DATA PROVIDED.
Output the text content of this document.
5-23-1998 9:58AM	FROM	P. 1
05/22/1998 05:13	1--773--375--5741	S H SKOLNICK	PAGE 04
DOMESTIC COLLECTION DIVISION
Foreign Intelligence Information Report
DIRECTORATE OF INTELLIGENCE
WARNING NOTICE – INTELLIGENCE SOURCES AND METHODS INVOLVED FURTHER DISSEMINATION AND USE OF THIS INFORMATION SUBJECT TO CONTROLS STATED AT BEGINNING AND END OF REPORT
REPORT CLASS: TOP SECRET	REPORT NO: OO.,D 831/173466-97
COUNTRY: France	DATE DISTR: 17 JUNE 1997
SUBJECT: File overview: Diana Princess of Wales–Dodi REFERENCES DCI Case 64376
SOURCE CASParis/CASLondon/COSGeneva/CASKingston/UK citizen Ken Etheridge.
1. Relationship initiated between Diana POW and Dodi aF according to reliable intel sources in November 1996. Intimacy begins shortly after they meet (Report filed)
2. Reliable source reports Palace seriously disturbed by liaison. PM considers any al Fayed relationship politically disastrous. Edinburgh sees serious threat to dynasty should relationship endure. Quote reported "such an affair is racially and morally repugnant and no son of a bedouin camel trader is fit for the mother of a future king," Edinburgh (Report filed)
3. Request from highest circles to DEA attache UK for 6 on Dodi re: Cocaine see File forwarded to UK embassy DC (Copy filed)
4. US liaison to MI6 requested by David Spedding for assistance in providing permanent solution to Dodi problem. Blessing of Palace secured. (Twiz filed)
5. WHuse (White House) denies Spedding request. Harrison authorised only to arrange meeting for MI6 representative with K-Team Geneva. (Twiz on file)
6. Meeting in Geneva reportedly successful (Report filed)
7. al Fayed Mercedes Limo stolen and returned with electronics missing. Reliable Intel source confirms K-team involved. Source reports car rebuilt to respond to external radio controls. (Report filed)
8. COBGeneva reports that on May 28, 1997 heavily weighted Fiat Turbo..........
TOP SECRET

GOAL OF THE EXERCISE.
Each line in the listing above that contains "Twiz" should be copied.

EXERCISE ANSWER.
4. US liaison to MI6 requested by David Spedding for assistance in providing permanent solution to Dodi problem. Blessing of Palace secured. (Twiz filed)
5. WHuse (White House) denies Spedding request. Harrison authorised only to arrange meeting for MI6 representative with K-Team Geneva. (Twiz on file)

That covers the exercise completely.